** START **

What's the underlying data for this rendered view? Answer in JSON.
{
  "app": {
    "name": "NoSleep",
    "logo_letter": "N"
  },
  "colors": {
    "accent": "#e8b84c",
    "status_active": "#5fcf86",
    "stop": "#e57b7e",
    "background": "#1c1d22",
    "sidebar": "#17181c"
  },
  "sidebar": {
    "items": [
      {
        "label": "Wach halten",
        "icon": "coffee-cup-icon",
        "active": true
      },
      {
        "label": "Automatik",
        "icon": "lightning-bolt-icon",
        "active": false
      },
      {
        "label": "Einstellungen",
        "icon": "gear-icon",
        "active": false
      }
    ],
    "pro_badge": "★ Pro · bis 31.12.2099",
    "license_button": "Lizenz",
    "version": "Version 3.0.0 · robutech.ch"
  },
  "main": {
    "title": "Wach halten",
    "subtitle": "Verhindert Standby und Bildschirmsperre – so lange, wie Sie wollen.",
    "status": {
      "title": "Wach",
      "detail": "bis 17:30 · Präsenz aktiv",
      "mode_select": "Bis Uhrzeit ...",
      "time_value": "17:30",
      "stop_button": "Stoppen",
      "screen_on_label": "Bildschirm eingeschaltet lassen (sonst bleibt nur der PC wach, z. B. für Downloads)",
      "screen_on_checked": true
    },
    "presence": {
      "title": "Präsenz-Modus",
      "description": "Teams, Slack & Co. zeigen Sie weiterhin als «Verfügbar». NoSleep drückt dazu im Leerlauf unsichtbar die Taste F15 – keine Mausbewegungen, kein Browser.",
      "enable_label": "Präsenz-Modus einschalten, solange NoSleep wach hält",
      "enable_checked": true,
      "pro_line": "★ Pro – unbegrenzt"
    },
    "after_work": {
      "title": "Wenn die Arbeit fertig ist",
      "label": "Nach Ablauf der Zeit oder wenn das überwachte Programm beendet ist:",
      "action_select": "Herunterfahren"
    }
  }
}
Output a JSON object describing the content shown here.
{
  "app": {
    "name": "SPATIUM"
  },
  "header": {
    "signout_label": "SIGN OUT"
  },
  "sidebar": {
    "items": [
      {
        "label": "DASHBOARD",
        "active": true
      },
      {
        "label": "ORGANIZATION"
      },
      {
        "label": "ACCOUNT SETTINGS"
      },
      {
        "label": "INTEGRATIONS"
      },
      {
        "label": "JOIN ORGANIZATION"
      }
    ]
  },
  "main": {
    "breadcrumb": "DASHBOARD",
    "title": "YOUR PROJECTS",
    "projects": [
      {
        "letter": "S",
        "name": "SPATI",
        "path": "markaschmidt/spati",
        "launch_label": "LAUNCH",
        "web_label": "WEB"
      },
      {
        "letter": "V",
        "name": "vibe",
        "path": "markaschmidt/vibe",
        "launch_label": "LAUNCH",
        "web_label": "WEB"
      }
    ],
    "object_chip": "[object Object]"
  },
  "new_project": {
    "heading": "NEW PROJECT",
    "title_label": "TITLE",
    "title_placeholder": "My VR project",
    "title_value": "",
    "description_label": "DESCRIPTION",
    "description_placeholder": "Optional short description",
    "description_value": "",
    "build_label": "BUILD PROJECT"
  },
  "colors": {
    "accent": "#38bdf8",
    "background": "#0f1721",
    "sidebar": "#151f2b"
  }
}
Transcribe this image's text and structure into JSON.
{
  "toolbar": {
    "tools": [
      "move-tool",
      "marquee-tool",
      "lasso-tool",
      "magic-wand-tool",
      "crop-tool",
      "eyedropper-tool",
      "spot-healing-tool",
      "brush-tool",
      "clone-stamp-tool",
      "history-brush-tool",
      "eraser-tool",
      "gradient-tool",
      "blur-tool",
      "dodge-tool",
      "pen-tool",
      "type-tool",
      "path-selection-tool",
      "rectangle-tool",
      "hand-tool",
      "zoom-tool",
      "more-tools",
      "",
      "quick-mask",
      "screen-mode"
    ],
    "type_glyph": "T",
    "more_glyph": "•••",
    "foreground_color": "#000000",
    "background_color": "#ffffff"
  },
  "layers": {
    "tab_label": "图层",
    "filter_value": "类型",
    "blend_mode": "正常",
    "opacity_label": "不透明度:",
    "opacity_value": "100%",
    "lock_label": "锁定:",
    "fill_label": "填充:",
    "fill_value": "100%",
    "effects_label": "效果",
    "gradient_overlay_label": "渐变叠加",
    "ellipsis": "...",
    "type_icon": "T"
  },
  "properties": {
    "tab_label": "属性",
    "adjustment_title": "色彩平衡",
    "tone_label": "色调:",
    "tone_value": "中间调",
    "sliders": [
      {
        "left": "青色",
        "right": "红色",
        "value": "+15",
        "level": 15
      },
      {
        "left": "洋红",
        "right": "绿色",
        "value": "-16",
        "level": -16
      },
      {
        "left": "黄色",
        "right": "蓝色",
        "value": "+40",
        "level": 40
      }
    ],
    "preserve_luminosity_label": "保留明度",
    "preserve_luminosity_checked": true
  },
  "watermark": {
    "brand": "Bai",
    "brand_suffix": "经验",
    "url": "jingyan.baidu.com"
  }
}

** END **

* Task instructions
The records above should be returned exactly.

* Output below
What's the underlying data for this rendered view? Answer in JSON.
{
  "app": {
    "name": "NoSleep",
    "logo_letter": "N"
  },
  "colors": {
    "accent": "#e8b84c",
    "status_active": "#5fcf86",
    "stop": "#e57b7e",
    "background": "#1c1d22",
    "sidebar": "#17181c"
  },
  "sidebar": {
    "items": [
      {
        "label": "Wach halten",
        "icon": "coffee-cup-icon",
        "active": true
      },
      {
        "label": "Automatik",
        "icon": "lightning-bolt-icon",
        "active": false
      },
      {
        "label": "Einstellungen",
        "icon": "gear-icon",
        "active": false
      }
    ],
    "pro_badge": "★ Pro · bis 31.12.2099",
    "license_button": "Lizenz",
    "version": "Version 3.0.0 · robutech.ch"
  },
  "main": {
    "title": "Wach halten",
    "subtitle": "Verhindert Standby und Bildschirmsperre – so lange, wie Sie wollen.",
    "status": {
      "title": "Wach",
      "detail": "bis 17:30 · Präsenz aktiv",
      "mode_select": "Bis Uhrzeit ...",
      "time_value": "17:30",
      "stop_button": "Stoppen",
      "screen_on_label": "Bildschirm eingeschaltet lassen (sonst bleibt nur der PC wach, z. B. für Downloads)",
      "screen_on_checked": true
    },
    "presence": {
      "title": "Präsenz-Modus",
      "description": "Teams, Slack & Co. zeigen Sie weiterhin als «Verfügbar». NoSleep drückt dazu im Leerlauf unsichtbar die Taste F15 – keine Mausbewegungen, kein Browser.",
      "enable_label": "Präsenz-Modus einschalten, solange NoSleep wach hält",
      "enable_checked": true,
      "pro_line": "★ Pro – unbegrenzt"
    },
    "after_work": {
      "title": "Wenn die Arbeit fertig ist",
      "label": "Nach Ablauf der Zeit oder wenn das überwachte Programm beendet ist:",
      "action_select": "Herunterfahren"
    }
  }
}
Output a JSON object describing the content shown here.
{
  "app": {
    "name": "SPATIUM"
  },
  "header": {
    "signout_label": "SIGN OUT"
  },
  "sidebar": {
    "items": [
      {
        "label": "DASHBOARD",
        "active": true
      },
      {
        "label": "ORGANIZATION"
      },
      {
        "label": "ACCOUNT SETTINGS"
      },
      {
        "label": "INTEGRATIONS"
      },
      {
        "label": "JOIN ORGANIZATION"
      }
    ]
  },
  "main": {
    "breadcrumb": "DASHBOARD",
    "title": "YOUR PROJECTS",
    "projects": [
      {
        "letter": "S",
        "name": "SPATI",
        "path": "markaschmidt/spati",
        "launch_label": "LAUNCH",
        "web_label": "WEB"
      },
      {
        "letter": "V",
        "name": "vibe",
        "path": "markaschmidt/vibe",
        "launch_label": "LAUNCH",
        "web_label": "WEB"
      }
    ],
    "object_chip": "[object Object]"
  },
  "new_project": {
    "heading": "NEW PROJECT",
    "title_label": "TITLE",
    "title_placeholder": "My VR project",
    "title_value": "",
    "description_label": "DESCRIPTION",
    "description_placeholder": "Optional short description",
    "description_value": "",
    "build_label": "BUILD PROJECT"
  },
  "colors": {
    "accent": "#38bdf8",
    "background": "#0f1721",
    "sidebar": "#151f2b"
  }
}
Transcribe this image's text and structure into JSON.
{
  "toolbar": {
    "tools": [
      "move-tool",
      "marquee-tool",
      "lasso-tool",
      "magic-wand-tool",
      "crop-tool",
      "eyedropper-tool",
      "spot-healing-tool",
      "brush-tool",
      "clone-stamp-tool",
      "history-brush-tool",
      "eraser-tool",
      "gradient-tool",
      "blur-tool",
      "dodge-tool",
      "pen-tool",
      "type-tool",
      "path-selection-tool",
      "rectangle-tool",
      "hand-tool",
      "zoom-tool",
      "more-tools",
      "",
      "quick-mask",
      "screen-mode"
    ],
    "type_glyph": "T",
    "more_glyph": "•••",
    "foreground_color": "#000000",
    "background_color": "#ffffff"
  },
  "layers": {
    "tab_label": "图层",
    "filter_value": "类型",
    "blend_mode": "正常",
    "opacity_label": "不透明度:",
    "opacity_value": "100%",
    "lock_label": "锁定:",
    "fill_label": "填充:",
    "fill_value": "100%",
    "effects_label": "效果",
    "gradient_overlay_label": "渐变叠加",
    "ellipsis": "...",
    "type_icon": "T"
  },
  "properties": {
    "tab_label": "属性",
    "adjustment_title": "色彩平衡",
    "tone_label": "色调:",
    "tone_value": "中间调",
    "sliders": [
      {
        "left": "青色",
        "right": "红色",
        "value": "+15",
        "level": 15
      },
      {
        "left": "洋红",
        "right": "绿色",
        "value": "-16",
        "level": -16
      },
      {
        "left": "黄色",
        "right": "蓝色",
        "value": "+40",
        "level": 40
      }
    ],
    "preserve_luminosity_label": "保留明度",
    "preserve_luminosity_checked": true
  },
  "watermark": {
    "brand": "Bai",
    "brand_suffix": "经验",
    "url": "jingyan.baidu.com"
  }
}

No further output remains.